- [Goal]
Wherever the word "JUNIORS" appears in the entries, copy the whole line.

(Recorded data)
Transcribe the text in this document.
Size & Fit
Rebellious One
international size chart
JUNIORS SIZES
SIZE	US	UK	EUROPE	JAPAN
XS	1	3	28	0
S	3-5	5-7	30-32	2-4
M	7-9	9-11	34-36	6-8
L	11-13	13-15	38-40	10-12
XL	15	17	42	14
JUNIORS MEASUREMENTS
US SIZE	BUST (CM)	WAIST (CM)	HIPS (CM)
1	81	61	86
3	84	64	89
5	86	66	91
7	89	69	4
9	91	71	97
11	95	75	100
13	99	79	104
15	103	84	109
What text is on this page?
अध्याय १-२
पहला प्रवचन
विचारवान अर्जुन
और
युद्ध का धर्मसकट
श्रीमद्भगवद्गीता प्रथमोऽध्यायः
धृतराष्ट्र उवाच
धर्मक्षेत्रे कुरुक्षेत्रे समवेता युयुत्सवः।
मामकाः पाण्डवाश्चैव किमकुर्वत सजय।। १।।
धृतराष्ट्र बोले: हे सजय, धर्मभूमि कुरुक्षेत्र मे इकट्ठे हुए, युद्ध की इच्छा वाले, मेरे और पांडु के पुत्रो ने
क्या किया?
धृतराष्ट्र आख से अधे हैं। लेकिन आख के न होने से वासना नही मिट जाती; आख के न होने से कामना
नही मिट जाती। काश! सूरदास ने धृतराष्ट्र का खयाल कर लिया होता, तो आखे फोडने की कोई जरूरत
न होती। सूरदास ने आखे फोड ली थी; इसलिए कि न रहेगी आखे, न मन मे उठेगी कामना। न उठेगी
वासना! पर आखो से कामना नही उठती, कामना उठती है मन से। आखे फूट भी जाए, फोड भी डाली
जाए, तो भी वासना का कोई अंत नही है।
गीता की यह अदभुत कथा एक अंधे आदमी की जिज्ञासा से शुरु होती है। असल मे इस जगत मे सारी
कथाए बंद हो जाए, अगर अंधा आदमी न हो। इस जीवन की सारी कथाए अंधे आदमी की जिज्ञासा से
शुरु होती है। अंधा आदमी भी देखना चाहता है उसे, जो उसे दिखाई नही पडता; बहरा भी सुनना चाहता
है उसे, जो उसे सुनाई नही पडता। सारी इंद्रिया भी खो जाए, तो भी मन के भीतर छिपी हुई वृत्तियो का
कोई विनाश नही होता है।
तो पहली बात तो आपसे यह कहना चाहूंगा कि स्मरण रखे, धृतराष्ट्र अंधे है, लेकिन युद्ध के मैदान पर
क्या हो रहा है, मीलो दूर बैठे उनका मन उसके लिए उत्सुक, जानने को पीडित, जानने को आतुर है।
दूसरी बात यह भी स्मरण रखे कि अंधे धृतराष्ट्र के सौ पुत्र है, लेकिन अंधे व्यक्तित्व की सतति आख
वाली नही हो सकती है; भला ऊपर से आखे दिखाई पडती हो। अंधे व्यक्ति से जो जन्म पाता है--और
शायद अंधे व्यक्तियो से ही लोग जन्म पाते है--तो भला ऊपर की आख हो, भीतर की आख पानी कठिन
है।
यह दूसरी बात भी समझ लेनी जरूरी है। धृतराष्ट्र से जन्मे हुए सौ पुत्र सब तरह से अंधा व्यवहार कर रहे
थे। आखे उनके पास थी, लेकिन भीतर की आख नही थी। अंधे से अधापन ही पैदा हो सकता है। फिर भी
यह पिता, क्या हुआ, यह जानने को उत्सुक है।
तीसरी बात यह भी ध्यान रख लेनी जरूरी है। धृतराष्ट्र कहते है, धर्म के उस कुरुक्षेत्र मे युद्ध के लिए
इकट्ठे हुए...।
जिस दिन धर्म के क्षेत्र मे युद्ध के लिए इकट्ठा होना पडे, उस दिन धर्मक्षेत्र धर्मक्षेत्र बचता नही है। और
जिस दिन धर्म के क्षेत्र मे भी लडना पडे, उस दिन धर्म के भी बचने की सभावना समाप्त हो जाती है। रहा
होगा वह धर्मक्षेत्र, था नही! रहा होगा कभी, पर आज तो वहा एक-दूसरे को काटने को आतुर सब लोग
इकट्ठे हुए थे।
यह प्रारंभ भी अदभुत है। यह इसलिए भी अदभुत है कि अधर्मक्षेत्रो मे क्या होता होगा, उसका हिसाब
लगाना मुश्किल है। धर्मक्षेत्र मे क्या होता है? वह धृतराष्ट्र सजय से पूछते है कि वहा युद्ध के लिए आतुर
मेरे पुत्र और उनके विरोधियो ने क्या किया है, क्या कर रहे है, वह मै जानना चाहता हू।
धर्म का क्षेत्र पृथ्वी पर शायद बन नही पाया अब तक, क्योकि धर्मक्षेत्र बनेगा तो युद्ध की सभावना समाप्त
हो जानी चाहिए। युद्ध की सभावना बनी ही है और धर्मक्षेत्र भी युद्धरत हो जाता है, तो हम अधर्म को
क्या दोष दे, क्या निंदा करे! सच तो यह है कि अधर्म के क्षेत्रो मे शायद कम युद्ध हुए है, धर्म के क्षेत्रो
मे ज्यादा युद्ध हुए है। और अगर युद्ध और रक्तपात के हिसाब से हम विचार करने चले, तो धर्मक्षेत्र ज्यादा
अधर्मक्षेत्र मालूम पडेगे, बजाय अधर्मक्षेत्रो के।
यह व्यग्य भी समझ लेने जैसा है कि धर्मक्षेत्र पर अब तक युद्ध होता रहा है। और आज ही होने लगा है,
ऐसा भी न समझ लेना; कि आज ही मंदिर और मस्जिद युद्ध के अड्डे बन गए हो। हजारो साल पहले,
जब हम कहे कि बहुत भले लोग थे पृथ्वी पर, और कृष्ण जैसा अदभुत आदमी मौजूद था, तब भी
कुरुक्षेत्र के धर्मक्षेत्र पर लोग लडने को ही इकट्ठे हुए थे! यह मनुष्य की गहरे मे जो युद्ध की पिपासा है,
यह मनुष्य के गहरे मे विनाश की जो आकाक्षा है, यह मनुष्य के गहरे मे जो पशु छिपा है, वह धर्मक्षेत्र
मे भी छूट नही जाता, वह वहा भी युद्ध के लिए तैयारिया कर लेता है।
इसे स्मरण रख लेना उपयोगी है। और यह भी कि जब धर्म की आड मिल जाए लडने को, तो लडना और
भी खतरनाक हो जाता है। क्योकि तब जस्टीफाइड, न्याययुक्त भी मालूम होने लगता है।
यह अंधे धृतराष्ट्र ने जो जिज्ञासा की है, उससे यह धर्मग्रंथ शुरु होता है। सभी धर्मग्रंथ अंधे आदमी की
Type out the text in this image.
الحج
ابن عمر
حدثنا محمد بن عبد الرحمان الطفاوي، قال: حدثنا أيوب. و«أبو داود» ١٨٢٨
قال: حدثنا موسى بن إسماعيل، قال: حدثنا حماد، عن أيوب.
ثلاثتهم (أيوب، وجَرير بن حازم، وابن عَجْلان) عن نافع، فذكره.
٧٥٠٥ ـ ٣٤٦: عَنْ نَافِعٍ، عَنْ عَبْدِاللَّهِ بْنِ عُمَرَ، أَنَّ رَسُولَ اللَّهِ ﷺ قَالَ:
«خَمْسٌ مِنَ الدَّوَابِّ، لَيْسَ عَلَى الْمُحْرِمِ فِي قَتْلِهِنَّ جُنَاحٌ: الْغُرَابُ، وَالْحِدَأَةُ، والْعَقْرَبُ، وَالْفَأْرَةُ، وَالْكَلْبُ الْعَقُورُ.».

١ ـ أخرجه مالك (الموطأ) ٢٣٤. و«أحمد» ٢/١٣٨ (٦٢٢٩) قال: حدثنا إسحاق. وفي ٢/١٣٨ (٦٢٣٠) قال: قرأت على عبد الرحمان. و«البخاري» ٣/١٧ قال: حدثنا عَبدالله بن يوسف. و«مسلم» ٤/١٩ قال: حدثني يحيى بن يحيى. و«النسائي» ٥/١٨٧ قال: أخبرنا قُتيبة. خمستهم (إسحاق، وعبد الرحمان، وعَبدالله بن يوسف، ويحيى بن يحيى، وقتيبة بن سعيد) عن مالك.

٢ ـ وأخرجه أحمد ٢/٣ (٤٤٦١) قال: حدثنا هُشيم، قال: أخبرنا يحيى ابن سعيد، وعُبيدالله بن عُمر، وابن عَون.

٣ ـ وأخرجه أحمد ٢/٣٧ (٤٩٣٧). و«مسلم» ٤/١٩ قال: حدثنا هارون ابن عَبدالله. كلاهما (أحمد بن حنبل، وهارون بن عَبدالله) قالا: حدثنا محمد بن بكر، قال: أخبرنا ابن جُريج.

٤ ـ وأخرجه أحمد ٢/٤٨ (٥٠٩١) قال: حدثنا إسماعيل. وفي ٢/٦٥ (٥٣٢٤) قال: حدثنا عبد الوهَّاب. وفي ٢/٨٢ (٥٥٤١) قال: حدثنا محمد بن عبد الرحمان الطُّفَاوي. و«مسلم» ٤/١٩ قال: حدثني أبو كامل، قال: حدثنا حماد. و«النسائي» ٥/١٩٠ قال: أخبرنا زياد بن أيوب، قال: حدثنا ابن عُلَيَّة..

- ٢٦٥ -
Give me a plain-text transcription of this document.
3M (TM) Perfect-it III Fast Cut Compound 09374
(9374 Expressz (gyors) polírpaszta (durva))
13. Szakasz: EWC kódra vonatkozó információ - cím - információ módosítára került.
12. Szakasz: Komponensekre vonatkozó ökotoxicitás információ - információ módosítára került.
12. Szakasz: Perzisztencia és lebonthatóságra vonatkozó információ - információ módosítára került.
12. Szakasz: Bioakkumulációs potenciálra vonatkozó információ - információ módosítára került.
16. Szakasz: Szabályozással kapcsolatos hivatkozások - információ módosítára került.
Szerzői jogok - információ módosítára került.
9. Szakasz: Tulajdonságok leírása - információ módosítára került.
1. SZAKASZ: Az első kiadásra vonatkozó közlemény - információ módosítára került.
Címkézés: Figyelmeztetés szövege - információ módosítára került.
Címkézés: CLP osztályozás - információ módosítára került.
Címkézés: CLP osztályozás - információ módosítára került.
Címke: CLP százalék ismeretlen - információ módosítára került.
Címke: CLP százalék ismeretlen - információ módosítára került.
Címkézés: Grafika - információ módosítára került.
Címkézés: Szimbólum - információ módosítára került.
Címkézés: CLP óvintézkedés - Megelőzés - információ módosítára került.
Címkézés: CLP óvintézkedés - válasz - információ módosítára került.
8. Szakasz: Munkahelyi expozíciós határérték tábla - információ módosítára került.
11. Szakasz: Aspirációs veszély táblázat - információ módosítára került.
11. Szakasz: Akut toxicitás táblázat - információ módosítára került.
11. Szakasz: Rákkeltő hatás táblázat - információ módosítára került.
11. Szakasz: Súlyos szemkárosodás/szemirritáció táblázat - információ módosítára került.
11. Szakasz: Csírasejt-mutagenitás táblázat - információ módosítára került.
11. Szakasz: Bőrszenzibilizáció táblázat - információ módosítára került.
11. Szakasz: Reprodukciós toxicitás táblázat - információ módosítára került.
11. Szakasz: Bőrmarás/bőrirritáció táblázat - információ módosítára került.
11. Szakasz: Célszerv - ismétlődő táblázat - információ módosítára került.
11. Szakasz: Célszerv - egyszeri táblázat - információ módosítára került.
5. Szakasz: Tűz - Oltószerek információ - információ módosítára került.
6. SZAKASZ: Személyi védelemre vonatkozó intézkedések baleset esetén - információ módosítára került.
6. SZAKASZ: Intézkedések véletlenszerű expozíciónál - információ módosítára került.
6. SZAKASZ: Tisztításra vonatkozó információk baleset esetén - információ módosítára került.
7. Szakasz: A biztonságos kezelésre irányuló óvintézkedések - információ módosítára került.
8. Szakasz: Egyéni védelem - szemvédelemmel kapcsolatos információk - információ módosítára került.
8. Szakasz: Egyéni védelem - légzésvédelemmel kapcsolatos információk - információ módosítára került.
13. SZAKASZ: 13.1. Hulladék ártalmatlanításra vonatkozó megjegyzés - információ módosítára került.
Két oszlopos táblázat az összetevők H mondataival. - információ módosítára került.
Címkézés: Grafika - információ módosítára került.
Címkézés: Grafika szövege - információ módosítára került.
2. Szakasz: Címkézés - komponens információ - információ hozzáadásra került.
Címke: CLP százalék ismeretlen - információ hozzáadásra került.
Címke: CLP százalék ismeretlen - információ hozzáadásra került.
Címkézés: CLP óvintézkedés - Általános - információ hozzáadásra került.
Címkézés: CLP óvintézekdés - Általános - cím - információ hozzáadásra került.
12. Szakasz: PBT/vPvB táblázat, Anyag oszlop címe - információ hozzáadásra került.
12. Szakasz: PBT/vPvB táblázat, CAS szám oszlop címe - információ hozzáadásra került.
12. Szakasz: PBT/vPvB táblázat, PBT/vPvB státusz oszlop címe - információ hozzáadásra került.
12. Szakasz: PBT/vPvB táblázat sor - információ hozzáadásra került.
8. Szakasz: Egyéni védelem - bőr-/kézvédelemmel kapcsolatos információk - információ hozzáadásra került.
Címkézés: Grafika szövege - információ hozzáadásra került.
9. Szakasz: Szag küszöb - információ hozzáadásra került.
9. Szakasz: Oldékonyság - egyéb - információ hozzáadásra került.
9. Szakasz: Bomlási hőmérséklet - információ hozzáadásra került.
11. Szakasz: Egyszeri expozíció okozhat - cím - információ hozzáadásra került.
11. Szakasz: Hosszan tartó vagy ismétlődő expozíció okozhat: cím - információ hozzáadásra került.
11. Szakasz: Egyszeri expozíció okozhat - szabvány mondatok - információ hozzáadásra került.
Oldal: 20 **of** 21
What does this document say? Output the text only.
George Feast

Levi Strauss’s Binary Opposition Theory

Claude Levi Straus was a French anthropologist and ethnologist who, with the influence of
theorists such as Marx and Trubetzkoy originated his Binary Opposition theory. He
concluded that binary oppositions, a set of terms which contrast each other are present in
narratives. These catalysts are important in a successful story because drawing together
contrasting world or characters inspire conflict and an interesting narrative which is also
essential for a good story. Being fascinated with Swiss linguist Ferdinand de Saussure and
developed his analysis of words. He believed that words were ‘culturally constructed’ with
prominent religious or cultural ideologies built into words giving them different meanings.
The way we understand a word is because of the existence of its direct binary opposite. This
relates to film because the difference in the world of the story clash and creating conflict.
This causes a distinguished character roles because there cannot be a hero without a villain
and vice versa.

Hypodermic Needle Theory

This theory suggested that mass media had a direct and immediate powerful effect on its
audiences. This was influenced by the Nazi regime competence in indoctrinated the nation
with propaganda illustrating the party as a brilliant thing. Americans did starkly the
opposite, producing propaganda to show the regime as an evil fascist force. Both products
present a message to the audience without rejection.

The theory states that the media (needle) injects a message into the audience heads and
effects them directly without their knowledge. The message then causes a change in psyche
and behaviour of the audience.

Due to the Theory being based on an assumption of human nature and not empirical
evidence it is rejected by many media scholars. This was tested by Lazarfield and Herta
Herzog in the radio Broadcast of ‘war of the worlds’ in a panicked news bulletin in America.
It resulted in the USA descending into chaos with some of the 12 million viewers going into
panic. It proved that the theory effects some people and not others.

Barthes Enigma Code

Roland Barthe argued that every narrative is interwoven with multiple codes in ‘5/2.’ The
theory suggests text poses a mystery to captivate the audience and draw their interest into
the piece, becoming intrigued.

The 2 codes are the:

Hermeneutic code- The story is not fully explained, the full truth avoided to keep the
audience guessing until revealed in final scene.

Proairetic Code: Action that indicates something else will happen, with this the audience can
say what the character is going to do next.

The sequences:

- [Correct result]
JUNIORS SIZES
JUNIORS MEASUREMENTS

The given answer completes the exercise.